> **Instructions to follow**: From the listing below, return each line that includes "Concentration".

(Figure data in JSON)
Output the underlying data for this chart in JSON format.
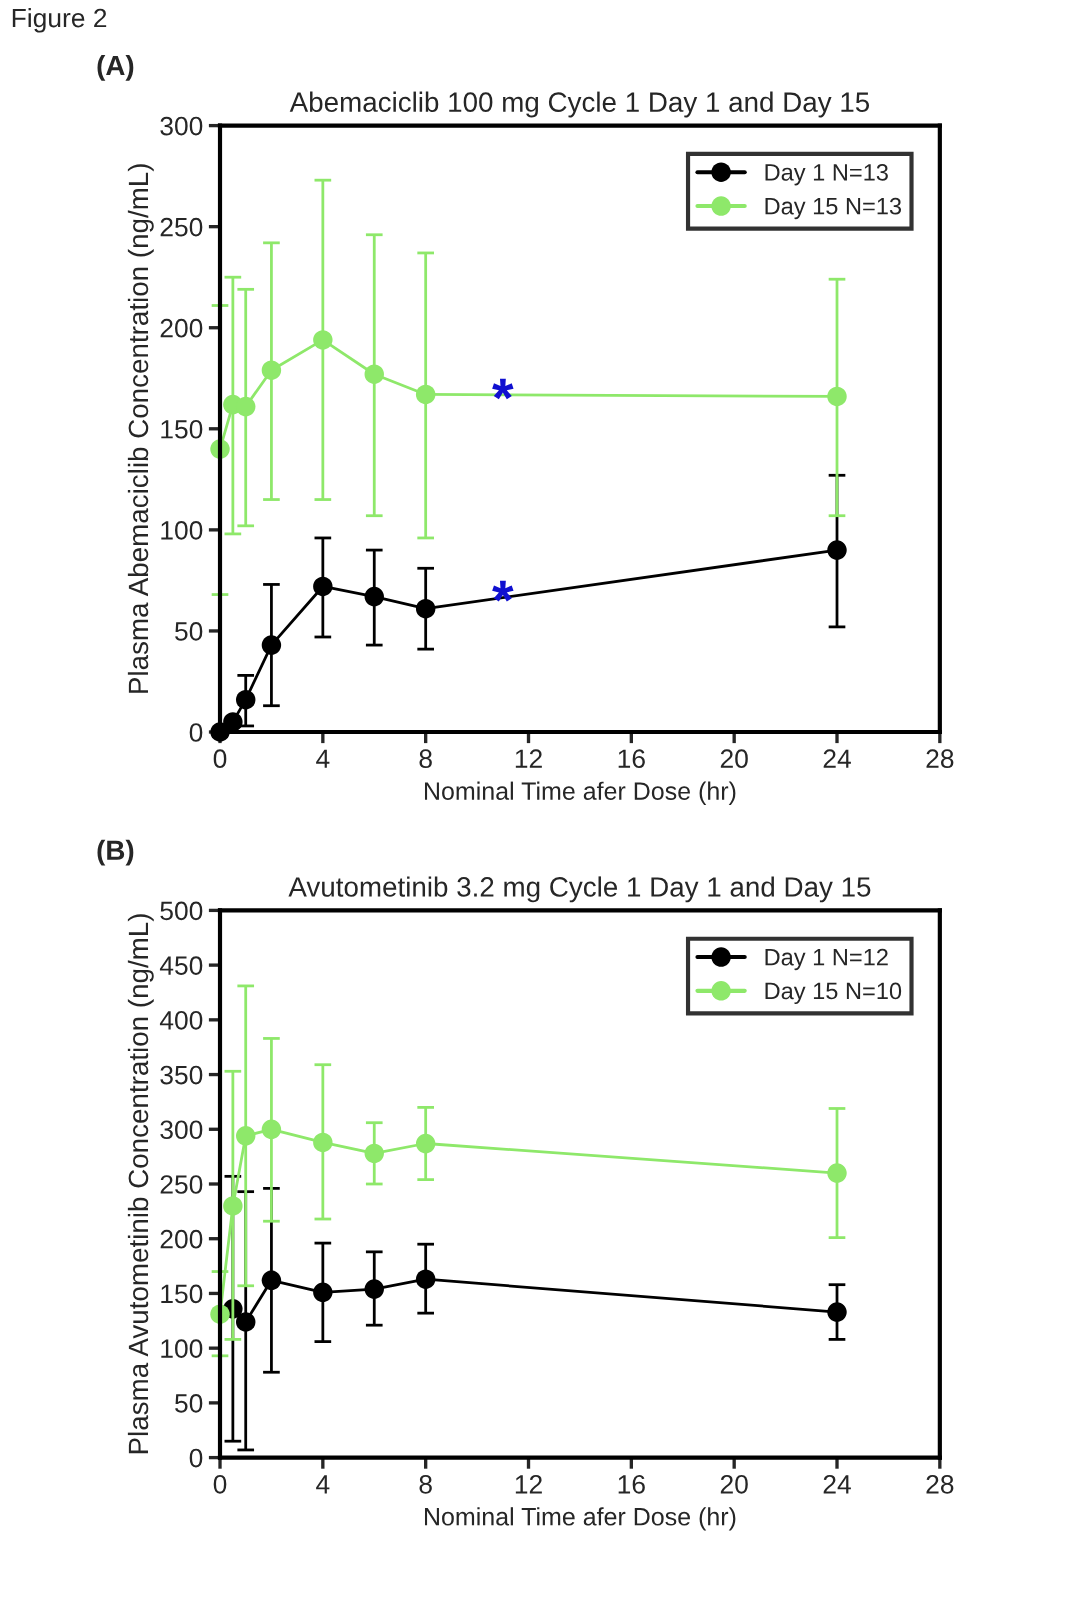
{
  "chart_data": [
    {
      "type": "line",
      "title": "Abemaciclib 100 mg Cycle 1 Day 1 and Day 15",
      "xlabel": "Nominal Time afer Dose (hr)",
      "ylabel": "Plasma Abemaciclib Concentration (ng/mL)",
      "annotations": [
        "Figure 2",
        "(A)",
        {
          "text": "*",
          "x": 11,
          "y": 163
        },
        {
          "text": "*",
          "x": 11,
          "y": 63
        }
      ],
      "x": [
        0,
        0.5,
        1,
        2,
        4,
        6,
        8,
        24
      ],
      "series": [
        {
          "name": "Day 1 N=13",
          "color": "#000000",
          "values": [
            0,
            5,
            16,
            43,
            72,
            67,
            61,
            90
          ],
          "errors": [
            null,
            null,
            [
              3,
              28
            ],
            [
              13,
              73
            ],
            [
              47,
              96
            ],
            [
              43,
              90
            ],
            [
              41,
              81
            ],
            [
              52,
              127
            ]
          ]
        },
        {
          "name": "Day 15 N=13",
          "color": "#8ee86a",
          "values": [
            140,
            162,
            161,
            179,
            194,
            177,
            167,
            166
          ],
          "errors": [
            [
              68,
              211
            ],
            [
              98,
              225
            ],
            [
              102,
              219
            ],
            [
              115,
              242
            ],
            [
              115,
              273
            ],
            [
              107,
              246
            ],
            [
              96,
              237
            ],
            [
              107,
              224
            ]
          ]
        }
      ],
      "xlim": [
        0,
        28
      ],
      "xticks": [
        0,
        4,
        8,
        12,
        16,
        20,
        24,
        28
      ],
      "ylim": [
        0,
        300
      ],
      "yticks": [
        0,
        50,
        100,
        150,
        200,
        250,
        300
      ],
      "legend": "top right",
      "marker": "circle",
      "line_style": "solid",
      "grid": false
    },
    {
      "type": "line",
      "title": "Avutometinib 3.2 mg Cycle 1 Day 1 and Day 15",
      "xlabel": "Nominal Time afer Dose (hr)",
      "ylabel": "Plasma Avutometinib Concentration (ng/mL)",
      "annotations": [
        "(B)"
      ],
      "x": [
        0,
        0.5,
        1,
        2,
        4,
        6,
        8,
        24
      ],
      "series": [
        {
          "name": "Day 1 N=12",
          "color": "#000000",
          "x": [
            0.5,
            1,
            2,
            4,
            6,
            8,
            24
          ],
          "values": [
            136,
            124,
            162,
            151,
            154,
            163,
            133
          ],
          "errors": [
            [
              15,
              257
            ],
            [
              7,
              243
            ],
            [
              78,
              246
            ],
            [
              106,
              196
            ],
            [
              121,
              188
            ],
            [
              132,
              195
            ],
            [
              108,
              158
            ]
          ]
        },
        {
          "name": "Day 15 N=10",
          "color": "#8ee86a",
          "values": [
            131,
            230,
            294,
            300,
            288,
            278,
            287,
            260
          ],
          "errors": [
            [
              93,
              170
            ],
            [
              108,
              353
            ],
            [
              157,
              431
            ],
            [
              216,
              383
            ],
            [
              218,
              359
            ],
            [
              250,
              306
            ],
            [
              254,
              320
            ],
            [
              201,
              319
            ]
          ]
        }
      ],
      "xlim": [
        0,
        28
      ],
      "xticks": [
        0,
        4,
        8,
        12,
        16,
        20,
        24,
        28
      ],
      "ylim": [
        0,
        500
      ],
      "yticks": [
        0,
        50,
        100,
        150,
        200,
        250,
        300,
        350,
        400,
        450,
        500
      ],
      "legend": "top right",
      "marker": "circle",
      "line_style": "solid",
      "grid": false
    }
  ]
}
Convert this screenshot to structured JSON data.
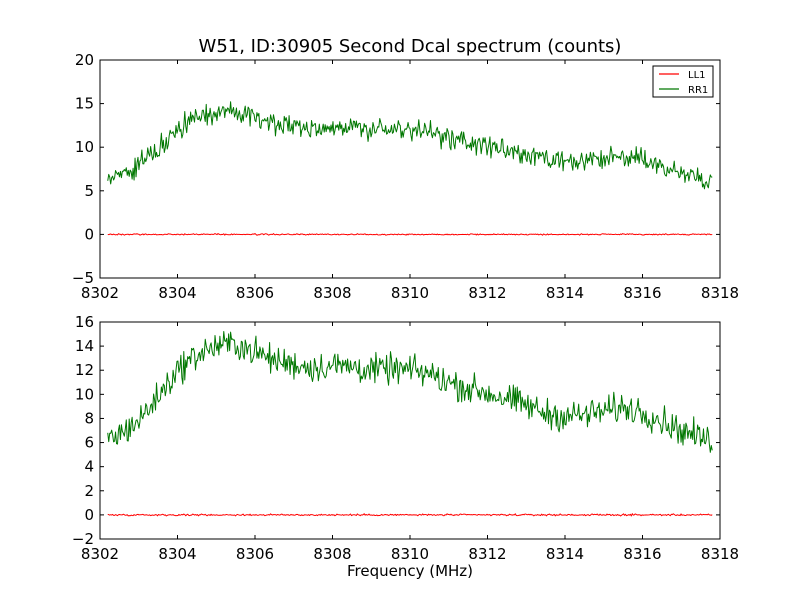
{
  "chart_data": [
    {
      "type": "line",
      "title": "W51, ID:30905 Second Dcal spectrum (counts)",
      "xlabel": "",
      "ylabel": "",
      "xlim": [
        8302,
        8318
      ],
      "ylim": [
        -5,
        20
      ],
      "xticks": [
        "8302",
        "8304",
        "8306",
        "8308",
        "8310",
        "8312",
        "8314",
        "8316",
        "8318"
      ],
      "yticks": [
        "−5",
        "0",
        "5",
        "10",
        "15",
        "20"
      ],
      "legend": "top-right",
      "grid": false,
      "series": [
        {
          "name": "LL1",
          "color": "#ff0000",
          "x": [
            8302.2,
            8304,
            8306,
            8308,
            8310,
            8312,
            8314,
            8316,
            8317.8
          ],
          "values": [
            0,
            0,
            0,
            0,
            0,
            0,
            0,
            0,
            0
          ]
        },
        {
          "name": "RR1",
          "color": "#007700",
          "x": [
            8302.2,
            8302.5,
            8303,
            8303.5,
            8304,
            8304.5,
            8305,
            8305.5,
            8306,
            8306.5,
            8307,
            8307.5,
            8308,
            8308.5,
            8309,
            8309.5,
            8310,
            8310.5,
            8311,
            8311.5,
            8312,
            8312.5,
            8313,
            8313.5,
            8314,
            8314.5,
            8315,
            8315.5,
            8316,
            8316.5,
            8317,
            8317.5,
            8317.8
          ],
          "values": [
            6.3,
            6.7,
            7.8,
            9.8,
            12.0,
            13.3,
            14.0,
            14.2,
            13.5,
            12.8,
            12.5,
            12.2,
            12.4,
            12.3,
            12.0,
            12.1,
            12.0,
            11.7,
            11.0,
            10.5,
            10.1,
            9.6,
            9.1,
            8.4,
            8.2,
            8.3,
            8.6,
            8.9,
            8.6,
            7.8,
            7.0,
            6.4,
            6.1
          ]
        }
      ]
    },
    {
      "type": "line",
      "title": "",
      "xlabel": "Frequency (MHz)",
      "ylabel": "",
      "xlim": [
        8302,
        8318
      ],
      "ylim": [
        -2,
        16
      ],
      "xticks": [
        "8302",
        "8304",
        "8306",
        "8308",
        "8310",
        "8312",
        "8314",
        "8316",
        "8318"
      ],
      "yticks": [
        "−2",
        "0",
        "2",
        "4",
        "6",
        "8",
        "10",
        "12",
        "14",
        "16"
      ],
      "grid": false,
      "series": [
        {
          "color": "#ff0000",
          "x": [
            8302.2,
            8304,
            8306,
            8308,
            8310,
            8312,
            8314,
            8316,
            8317.8
          ],
          "values": [
            0,
            0,
            0,
            0,
            0,
            0,
            0,
            0,
            0
          ]
        },
        {
          "color": "#007700",
          "x": [
            8302.2,
            8302.5,
            8303,
            8303.5,
            8304,
            8304.5,
            8305,
            8305.5,
            8306,
            8306.5,
            8307,
            8307.5,
            8308,
            8308.5,
            8309,
            8309.5,
            8310,
            8310.5,
            8311,
            8311.5,
            8312,
            8312.5,
            8313,
            8313.5,
            8314,
            8314.5,
            8315,
            8315.5,
            8316,
            8316.5,
            8317,
            8317.5,
            8317.8
          ],
          "values": [
            6.3,
            6.7,
            7.8,
            9.8,
            12.0,
            13.3,
            14.0,
            14.2,
            13.5,
            12.8,
            12.5,
            12.2,
            12.4,
            12.3,
            12.0,
            12.1,
            12.0,
            11.7,
            11.0,
            10.5,
            10.1,
            9.6,
            9.1,
            8.4,
            8.2,
            8.3,
            8.6,
            8.9,
            8.6,
            7.8,
            7.0,
            6.4,
            6.1
          ]
        }
      ]
    }
  ]
}
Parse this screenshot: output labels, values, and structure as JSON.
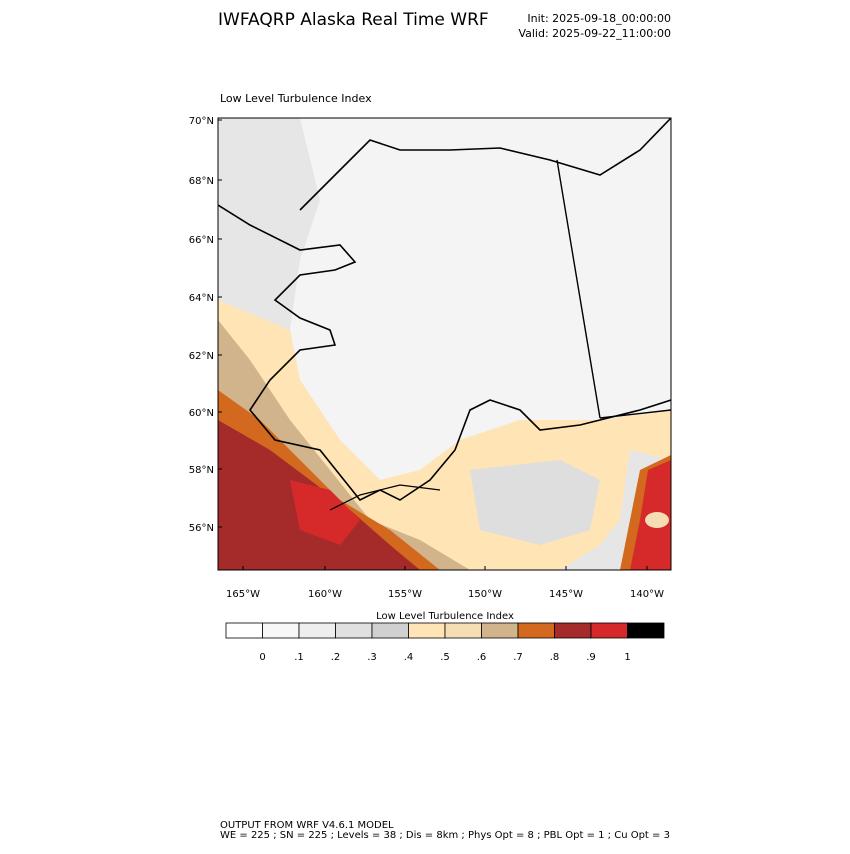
{
  "header": {
    "title": "IWFAQRP Alaska Real Time WRF",
    "init": "Init: 2025-09-18_00:00:00",
    "valid": "Valid: 2025-09-22_11:00:00"
  },
  "map": {
    "title": "Low Level Turbulence Index",
    "lat_labels": [
      "70°N",
      "68°N",
      "66°N",
      "64°N",
      "62°N",
      "60°N",
      "58°N",
      "56°N"
    ],
    "lon_labels": [
      "165°W",
      "160°W",
      "155°W",
      "150°W",
      "145°W",
      "140°W"
    ]
  },
  "colorbar": {
    "title": "Low Level Turbulence Index",
    "colors": [
      "#ffffff",
      "#f7f7f7",
      "#eeeeee",
      "#e0e0e0",
      "#d0d0d0",
      "#ffe4b5",
      "#f5deb3",
      "#d2b48c",
      "#d2691e",
      "#a52a2a",
      "#d62a2a",
      "#000000"
    ],
    "ticks": [
      0,
      {
        "value": 0.1,
        "label": ".1"
      },
      {
        "value": 0.2,
        "label": ".2"
      },
      {
        "value": 0.3,
        "label": ".3"
      },
      {
        "value": 0.4,
        "label": ".4"
      },
      {
        "value": 0.5,
        "label": ".5"
      },
      {
        "value": 0.6,
        "label": ".6"
      },
      {
        "value": 0.7,
        "label": ".7"
      },
      {
        "value": 0.8,
        "label": ".8"
      },
      {
        "value": 0.9,
        "label": ".9"
      },
      1
    ]
  },
  "footer": {
    "line1": "OUTPUT FROM WRF V4.6.1 MODEL",
    "line2": "WE = 225 ; SN = 225 ; Levels = 38 ; Dis = 8km ; Phys Opt = 8 ; PBL Opt = 1 ; Cu Opt = 3"
  }
}
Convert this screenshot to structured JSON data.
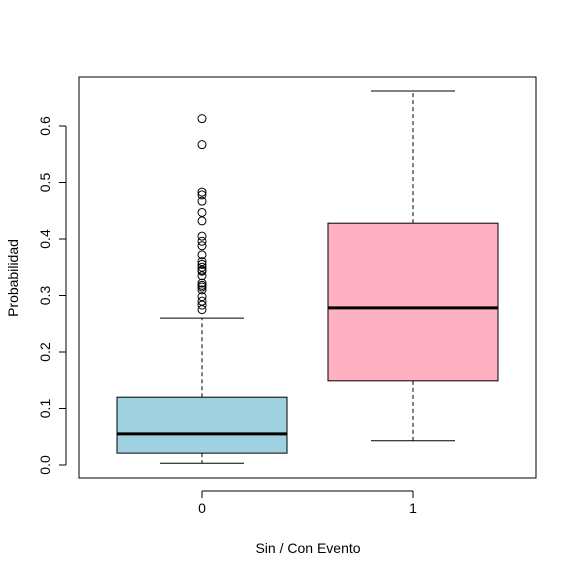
{
  "chart_data": {
    "type": "boxplot",
    "title": "",
    "xlabel": "Sin / Con Evento",
    "ylabel": "Probabilidad",
    "categories": [
      "0",
      "1"
    ],
    "ylim": [
      -0.02,
      0.69
    ],
    "yticks": [
      "0.0",
      "0.1",
      "0.2",
      "0.3",
      "0.4",
      "0.5",
      "0.6"
    ],
    "grid": false,
    "boxes": [
      {
        "category": "0",
        "color": "#9fd1e1",
        "whisker_low": 0.003,
        "q1": 0.021,
        "median": 0.055,
        "q3": 0.12,
        "whisker_high": 0.26,
        "outliers": [
          0.613,
          0.567,
          0.483,
          0.478,
          0.467,
          0.447,
          0.432,
          0.405,
          0.396,
          0.388,
          0.372,
          0.36,
          0.355,
          0.35,
          0.345,
          0.343,
          0.335,
          0.322,
          0.318,
          0.315,
          0.31,
          0.298,
          0.29,
          0.283,
          0.275
        ]
      },
      {
        "category": "1",
        "color": "#ffb0c3",
        "whisker_low": 0.043,
        "q1": 0.149,
        "median": 0.278,
        "q3": 0.428,
        "whisker_high": 0.662,
        "outliers": []
      }
    ]
  }
}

> **Finished task**:
      "ylabel": "Plasma Abemaciclib Concentration (ng/mL)",
      "ylabel": "Plasma Avutometinib Concentration (ng/mL)",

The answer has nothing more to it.